--- BEGIN Material for this exercise ---

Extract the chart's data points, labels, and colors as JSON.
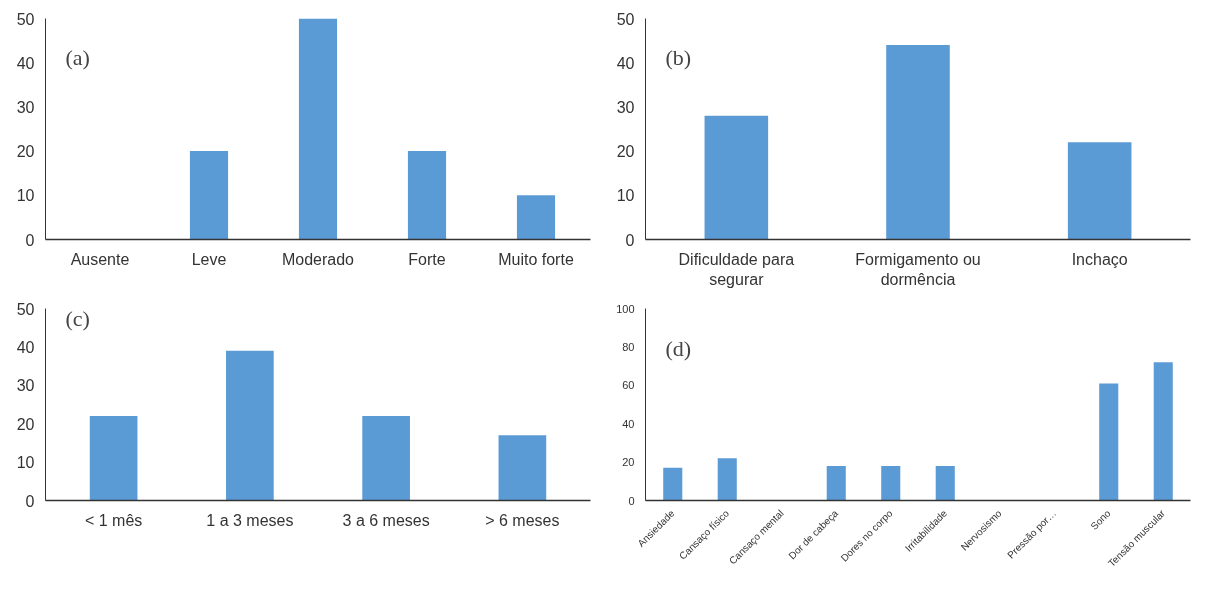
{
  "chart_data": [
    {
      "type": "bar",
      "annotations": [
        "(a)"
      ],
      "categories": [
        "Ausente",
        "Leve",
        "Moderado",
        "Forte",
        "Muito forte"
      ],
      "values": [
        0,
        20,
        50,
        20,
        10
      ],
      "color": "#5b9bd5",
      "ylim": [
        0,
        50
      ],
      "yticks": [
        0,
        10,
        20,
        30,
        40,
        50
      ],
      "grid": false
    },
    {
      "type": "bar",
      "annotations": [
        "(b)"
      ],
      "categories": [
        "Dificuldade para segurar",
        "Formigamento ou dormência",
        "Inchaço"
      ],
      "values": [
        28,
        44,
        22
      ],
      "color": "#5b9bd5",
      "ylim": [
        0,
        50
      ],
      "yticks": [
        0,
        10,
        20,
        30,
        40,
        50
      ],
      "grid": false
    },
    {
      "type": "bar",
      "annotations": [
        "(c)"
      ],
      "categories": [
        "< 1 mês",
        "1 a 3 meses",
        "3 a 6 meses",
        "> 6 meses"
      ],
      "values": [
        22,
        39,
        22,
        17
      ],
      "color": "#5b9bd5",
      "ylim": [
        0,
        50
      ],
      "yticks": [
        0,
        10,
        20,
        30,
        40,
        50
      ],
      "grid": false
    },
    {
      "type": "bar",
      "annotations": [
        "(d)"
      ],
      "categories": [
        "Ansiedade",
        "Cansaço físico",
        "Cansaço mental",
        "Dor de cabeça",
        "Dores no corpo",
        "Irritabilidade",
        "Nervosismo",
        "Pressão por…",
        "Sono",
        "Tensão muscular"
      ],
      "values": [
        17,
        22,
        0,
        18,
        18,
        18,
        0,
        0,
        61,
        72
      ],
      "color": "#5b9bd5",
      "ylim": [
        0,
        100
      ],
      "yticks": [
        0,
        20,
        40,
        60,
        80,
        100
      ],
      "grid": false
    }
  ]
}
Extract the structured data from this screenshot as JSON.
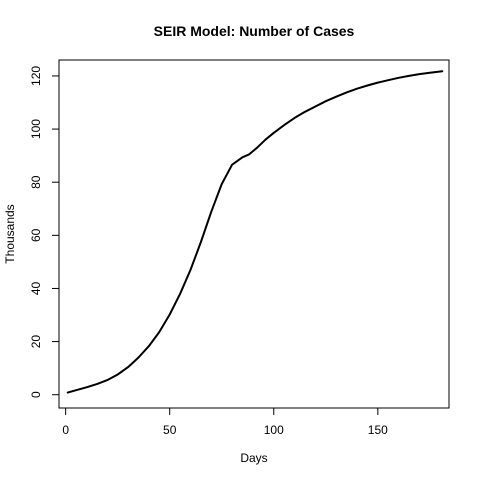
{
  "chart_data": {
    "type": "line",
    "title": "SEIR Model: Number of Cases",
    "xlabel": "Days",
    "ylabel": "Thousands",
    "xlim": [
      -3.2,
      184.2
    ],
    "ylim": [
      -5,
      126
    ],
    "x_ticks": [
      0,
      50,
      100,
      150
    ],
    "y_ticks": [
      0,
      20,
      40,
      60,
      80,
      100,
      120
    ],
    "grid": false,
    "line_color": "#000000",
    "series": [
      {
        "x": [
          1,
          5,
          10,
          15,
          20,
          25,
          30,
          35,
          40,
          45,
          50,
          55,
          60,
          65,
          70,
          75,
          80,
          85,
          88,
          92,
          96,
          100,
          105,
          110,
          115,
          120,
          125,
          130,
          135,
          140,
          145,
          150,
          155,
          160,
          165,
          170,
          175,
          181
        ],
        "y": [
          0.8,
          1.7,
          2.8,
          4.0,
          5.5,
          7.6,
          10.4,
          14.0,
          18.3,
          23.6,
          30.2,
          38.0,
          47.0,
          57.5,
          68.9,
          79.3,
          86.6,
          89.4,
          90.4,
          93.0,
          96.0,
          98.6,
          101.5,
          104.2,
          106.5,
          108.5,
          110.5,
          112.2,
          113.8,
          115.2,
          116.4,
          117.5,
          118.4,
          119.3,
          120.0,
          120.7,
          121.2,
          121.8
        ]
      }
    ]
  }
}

--- END Material for this exercise ---

#### Written problem
Scan the listing above. Collect all lines with the word "Extract".

#### Task result
Extract the chart's data points, labels, and colors as JSON.
Extract the structured data from this screenshot as JSON.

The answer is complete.